MATERIAL PROVIDED:
——————————

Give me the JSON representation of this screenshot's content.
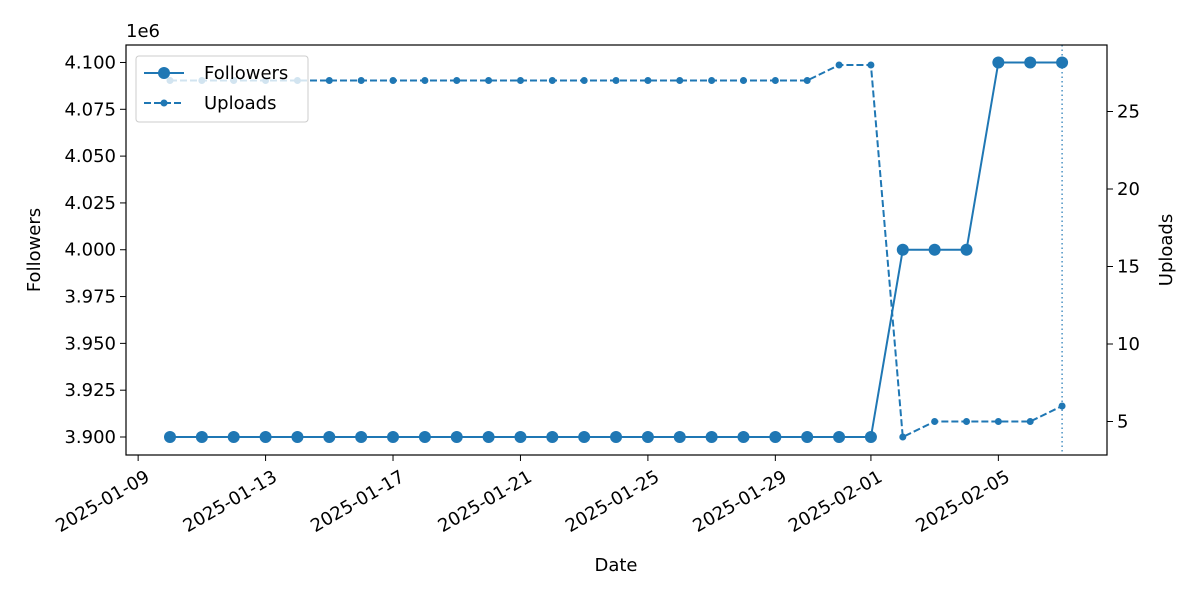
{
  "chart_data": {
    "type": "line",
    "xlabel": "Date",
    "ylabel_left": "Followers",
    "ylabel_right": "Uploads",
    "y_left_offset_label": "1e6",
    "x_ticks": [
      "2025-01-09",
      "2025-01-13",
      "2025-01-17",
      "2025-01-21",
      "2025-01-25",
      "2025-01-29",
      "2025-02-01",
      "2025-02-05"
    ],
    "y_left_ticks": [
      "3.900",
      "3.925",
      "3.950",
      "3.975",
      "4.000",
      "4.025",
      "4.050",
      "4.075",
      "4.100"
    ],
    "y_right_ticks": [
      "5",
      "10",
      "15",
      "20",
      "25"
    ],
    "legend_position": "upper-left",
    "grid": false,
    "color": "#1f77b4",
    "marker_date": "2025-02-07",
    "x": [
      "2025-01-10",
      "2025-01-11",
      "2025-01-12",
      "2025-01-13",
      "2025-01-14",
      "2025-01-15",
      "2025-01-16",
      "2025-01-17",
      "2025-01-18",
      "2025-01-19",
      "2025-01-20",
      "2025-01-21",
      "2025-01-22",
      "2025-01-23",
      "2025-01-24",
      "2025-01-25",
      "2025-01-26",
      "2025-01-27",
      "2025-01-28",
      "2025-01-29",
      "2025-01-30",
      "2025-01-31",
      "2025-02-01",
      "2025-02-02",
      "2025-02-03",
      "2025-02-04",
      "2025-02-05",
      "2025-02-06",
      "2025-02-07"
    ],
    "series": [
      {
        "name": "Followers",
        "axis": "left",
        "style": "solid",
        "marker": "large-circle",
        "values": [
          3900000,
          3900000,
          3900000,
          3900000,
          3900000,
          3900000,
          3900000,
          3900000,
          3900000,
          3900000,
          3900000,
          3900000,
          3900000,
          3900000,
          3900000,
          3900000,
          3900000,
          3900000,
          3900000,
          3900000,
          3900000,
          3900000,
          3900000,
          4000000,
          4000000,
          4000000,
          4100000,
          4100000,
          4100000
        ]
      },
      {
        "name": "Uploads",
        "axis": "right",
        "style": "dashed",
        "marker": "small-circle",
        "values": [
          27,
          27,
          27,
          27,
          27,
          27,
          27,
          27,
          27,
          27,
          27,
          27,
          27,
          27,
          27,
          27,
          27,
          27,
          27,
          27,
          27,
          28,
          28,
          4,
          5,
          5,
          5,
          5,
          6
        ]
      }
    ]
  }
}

——————————

WHAT IS ASKED: Copy out every line of the material above that mentions the word "circle".

COMPLETE ANSWER:
        "marker": "large-circle",
        "marker": "small-circle",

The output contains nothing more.